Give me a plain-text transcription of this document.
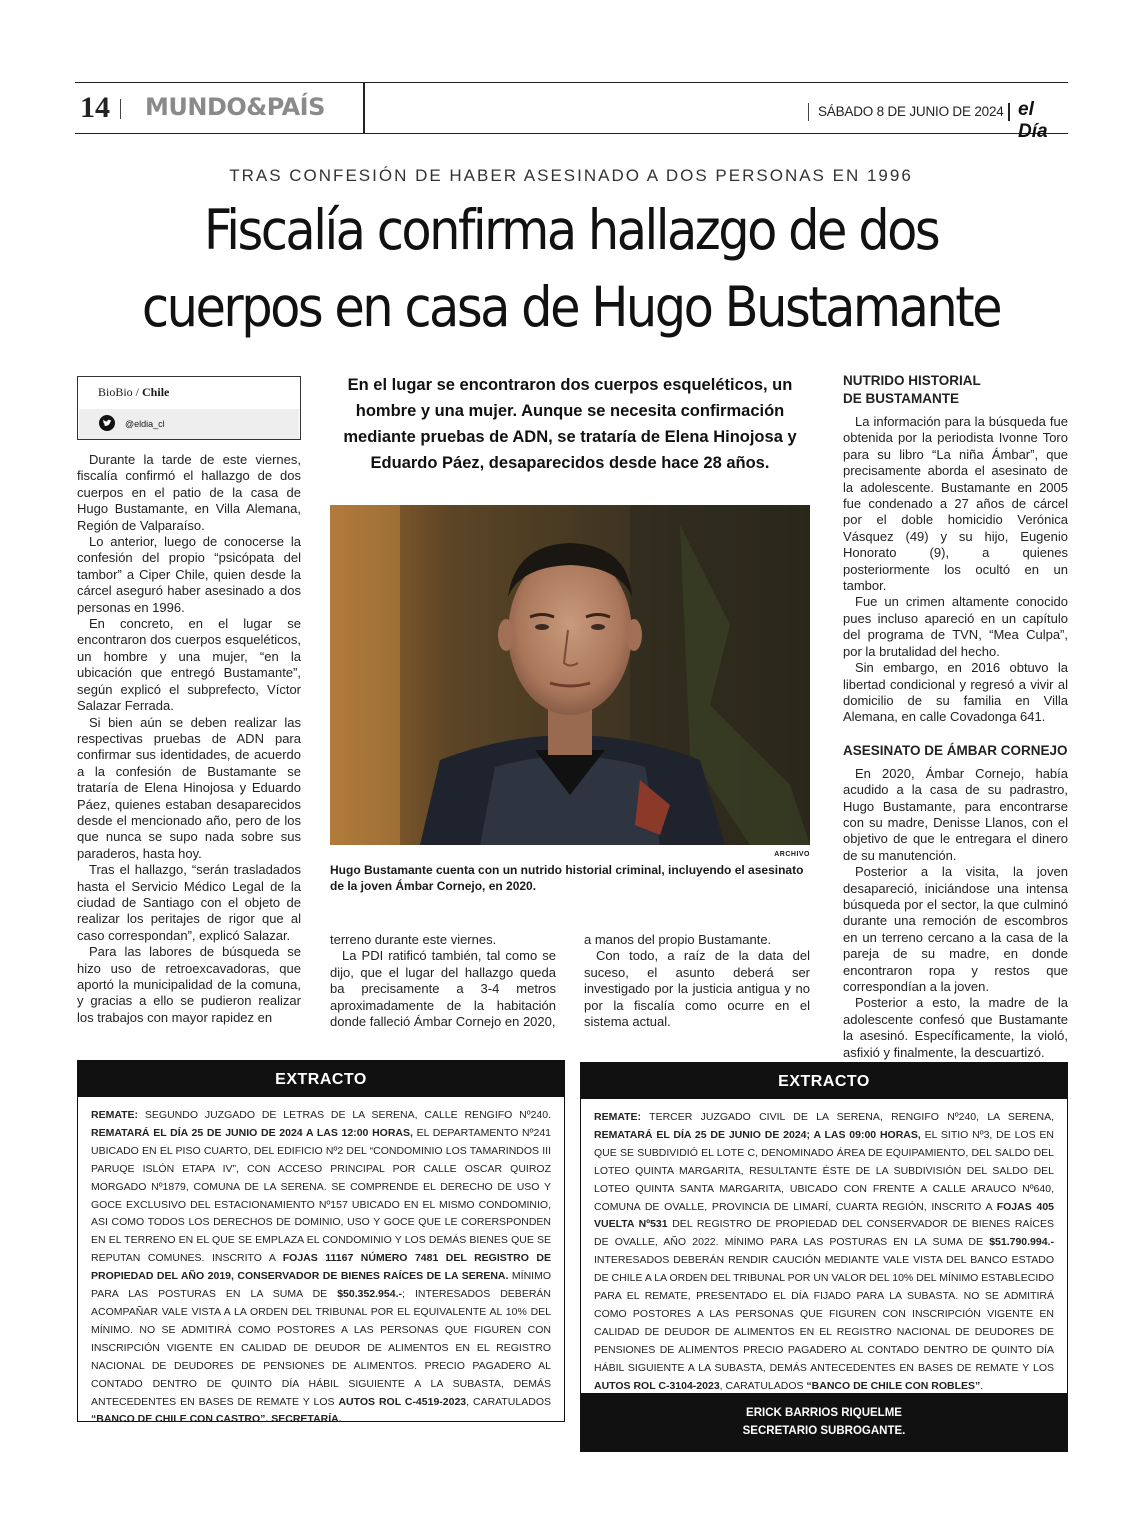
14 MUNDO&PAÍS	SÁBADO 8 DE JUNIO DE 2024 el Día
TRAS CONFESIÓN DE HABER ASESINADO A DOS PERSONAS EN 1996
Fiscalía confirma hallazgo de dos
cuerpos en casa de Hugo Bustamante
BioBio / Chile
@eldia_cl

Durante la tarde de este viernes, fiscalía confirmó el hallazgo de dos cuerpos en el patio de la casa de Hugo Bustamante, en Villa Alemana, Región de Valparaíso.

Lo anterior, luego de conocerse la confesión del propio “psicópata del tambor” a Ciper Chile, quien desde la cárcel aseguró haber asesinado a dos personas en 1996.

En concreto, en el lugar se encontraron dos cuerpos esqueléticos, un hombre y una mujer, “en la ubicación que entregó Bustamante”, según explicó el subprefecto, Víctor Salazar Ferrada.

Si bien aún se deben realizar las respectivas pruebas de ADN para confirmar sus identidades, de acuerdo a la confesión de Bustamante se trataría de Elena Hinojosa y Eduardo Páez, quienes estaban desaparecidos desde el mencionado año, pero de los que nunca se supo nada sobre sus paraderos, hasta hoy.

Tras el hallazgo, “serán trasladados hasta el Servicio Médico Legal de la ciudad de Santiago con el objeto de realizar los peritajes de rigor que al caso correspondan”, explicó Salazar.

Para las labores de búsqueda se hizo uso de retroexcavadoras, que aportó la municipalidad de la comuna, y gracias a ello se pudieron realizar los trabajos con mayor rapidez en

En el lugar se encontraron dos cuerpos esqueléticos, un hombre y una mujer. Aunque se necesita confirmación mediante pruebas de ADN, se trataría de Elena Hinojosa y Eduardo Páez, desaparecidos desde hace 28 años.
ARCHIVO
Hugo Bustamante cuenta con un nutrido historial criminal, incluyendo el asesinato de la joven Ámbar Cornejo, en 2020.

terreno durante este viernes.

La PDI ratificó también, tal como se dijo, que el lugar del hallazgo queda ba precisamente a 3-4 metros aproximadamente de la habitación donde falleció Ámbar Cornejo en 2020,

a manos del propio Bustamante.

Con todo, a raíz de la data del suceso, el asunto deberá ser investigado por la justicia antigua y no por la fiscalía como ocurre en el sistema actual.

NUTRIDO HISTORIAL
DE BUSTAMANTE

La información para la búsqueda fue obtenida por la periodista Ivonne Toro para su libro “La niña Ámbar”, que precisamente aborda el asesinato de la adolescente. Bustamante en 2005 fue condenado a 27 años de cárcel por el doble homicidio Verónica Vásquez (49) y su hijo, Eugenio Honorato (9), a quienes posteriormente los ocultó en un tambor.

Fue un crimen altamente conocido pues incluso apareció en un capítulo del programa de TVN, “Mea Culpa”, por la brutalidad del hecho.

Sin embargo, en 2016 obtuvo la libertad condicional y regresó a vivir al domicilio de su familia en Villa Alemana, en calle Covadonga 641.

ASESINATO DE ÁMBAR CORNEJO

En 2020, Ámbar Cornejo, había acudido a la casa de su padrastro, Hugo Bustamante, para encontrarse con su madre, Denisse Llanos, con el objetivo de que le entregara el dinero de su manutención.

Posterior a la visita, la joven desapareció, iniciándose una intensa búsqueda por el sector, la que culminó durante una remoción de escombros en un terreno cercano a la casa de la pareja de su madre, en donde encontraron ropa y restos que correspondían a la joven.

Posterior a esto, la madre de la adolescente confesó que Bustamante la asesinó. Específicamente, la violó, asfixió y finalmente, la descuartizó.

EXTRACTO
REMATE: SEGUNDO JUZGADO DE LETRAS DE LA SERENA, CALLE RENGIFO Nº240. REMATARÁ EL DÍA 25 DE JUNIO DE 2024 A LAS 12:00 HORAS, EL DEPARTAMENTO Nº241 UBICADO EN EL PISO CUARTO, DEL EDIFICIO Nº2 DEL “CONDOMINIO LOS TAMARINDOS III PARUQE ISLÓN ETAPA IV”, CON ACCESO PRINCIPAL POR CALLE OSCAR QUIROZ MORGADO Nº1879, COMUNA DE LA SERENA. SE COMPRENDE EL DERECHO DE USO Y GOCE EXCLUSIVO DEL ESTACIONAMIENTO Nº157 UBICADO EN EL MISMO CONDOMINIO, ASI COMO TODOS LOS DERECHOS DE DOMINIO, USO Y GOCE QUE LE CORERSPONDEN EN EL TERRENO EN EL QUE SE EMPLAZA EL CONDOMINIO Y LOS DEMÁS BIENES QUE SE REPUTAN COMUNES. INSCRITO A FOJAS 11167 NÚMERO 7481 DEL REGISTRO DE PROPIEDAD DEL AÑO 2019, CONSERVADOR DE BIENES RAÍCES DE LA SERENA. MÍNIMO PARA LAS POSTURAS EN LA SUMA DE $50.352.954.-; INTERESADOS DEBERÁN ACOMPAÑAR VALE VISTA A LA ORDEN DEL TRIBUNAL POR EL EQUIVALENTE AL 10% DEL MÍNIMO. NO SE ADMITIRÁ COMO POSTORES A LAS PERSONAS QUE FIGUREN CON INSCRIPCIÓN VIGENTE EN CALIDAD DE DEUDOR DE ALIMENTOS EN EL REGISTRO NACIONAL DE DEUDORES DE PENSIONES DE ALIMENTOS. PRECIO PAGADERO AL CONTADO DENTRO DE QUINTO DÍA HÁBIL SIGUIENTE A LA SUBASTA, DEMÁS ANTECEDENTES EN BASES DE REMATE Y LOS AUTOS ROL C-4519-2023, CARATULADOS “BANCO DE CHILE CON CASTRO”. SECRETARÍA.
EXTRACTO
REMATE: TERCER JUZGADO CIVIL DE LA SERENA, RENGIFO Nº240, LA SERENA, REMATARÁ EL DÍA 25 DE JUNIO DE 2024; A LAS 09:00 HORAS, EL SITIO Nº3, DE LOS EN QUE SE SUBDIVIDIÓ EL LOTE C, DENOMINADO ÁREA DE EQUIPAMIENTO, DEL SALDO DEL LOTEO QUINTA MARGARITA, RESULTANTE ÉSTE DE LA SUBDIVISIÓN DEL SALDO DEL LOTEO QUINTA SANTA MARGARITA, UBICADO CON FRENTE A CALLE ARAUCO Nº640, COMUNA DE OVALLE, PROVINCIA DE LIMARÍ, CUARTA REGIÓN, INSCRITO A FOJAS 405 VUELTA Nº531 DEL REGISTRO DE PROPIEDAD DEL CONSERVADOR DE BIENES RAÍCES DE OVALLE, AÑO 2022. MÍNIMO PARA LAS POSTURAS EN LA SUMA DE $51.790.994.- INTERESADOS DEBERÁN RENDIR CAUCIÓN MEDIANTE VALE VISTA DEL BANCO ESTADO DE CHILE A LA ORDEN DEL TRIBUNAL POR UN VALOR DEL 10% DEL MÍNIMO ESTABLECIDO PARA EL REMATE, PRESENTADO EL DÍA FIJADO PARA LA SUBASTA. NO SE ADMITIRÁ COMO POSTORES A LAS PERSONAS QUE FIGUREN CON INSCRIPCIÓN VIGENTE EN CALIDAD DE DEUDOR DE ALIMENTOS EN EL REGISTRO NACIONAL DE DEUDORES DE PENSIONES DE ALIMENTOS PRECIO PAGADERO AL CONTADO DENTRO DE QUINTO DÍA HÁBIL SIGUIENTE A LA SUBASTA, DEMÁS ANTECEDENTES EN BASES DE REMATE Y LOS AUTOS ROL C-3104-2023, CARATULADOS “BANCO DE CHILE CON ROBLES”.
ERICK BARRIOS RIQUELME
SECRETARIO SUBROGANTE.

++++++

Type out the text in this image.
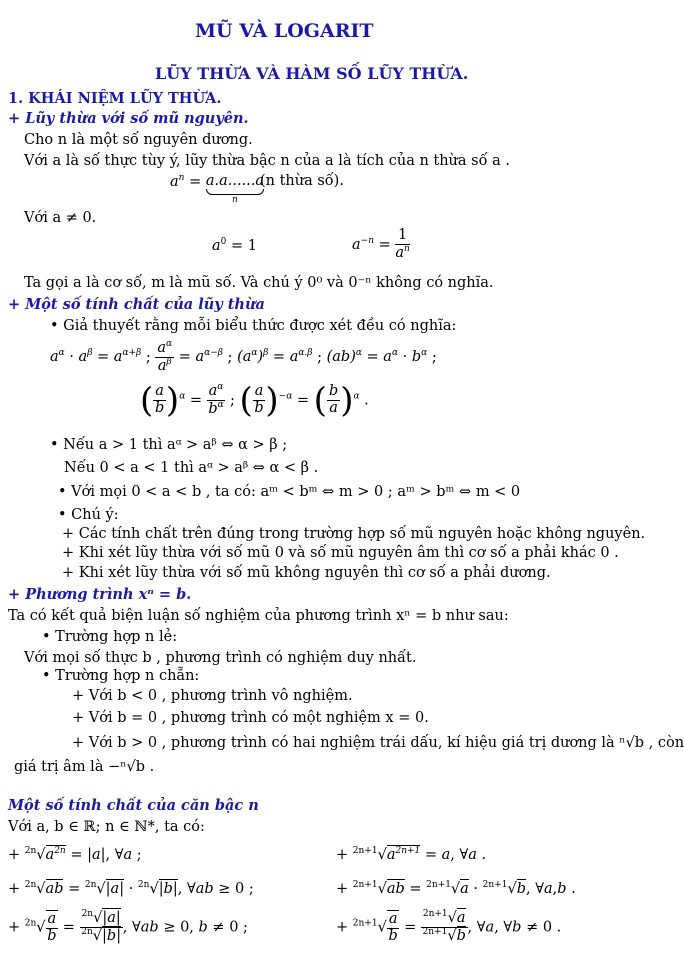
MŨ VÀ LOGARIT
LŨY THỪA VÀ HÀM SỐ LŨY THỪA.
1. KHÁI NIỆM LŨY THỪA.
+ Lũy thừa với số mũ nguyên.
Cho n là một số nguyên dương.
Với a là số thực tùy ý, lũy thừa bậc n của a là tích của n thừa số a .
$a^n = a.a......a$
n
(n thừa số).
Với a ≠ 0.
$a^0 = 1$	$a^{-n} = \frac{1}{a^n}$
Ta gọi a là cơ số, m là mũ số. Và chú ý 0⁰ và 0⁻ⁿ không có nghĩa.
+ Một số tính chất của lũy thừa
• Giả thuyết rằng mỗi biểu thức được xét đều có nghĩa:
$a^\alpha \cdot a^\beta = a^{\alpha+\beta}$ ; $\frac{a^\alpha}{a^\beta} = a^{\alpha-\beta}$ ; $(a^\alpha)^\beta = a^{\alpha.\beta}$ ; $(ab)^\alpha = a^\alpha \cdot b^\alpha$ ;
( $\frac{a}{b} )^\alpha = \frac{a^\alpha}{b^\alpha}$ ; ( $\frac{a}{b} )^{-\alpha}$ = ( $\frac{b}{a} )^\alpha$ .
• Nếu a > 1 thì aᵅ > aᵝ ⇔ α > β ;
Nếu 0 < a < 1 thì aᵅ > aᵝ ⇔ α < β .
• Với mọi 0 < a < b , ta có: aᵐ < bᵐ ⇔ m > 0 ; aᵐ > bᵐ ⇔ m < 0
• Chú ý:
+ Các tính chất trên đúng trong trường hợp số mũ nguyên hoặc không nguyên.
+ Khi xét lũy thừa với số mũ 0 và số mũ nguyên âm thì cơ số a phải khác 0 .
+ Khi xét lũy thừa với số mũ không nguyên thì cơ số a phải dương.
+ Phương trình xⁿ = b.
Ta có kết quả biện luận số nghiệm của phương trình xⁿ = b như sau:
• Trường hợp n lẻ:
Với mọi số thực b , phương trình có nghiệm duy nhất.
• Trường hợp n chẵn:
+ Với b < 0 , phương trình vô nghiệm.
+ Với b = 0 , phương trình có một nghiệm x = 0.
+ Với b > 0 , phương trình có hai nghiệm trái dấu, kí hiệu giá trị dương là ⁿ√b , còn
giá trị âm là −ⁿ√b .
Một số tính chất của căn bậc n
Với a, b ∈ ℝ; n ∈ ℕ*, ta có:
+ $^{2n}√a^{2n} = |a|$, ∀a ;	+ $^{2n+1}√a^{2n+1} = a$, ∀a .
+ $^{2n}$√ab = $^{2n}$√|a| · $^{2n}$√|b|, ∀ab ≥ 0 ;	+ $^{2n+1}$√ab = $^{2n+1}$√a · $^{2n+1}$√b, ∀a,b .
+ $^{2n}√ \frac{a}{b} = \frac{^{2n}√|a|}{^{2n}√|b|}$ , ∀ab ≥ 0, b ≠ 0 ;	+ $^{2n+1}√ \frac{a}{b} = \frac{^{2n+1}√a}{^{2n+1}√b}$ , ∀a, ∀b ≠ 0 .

++++++

Among the lines of the material above, how many include the string "propio"? Report only that number.

2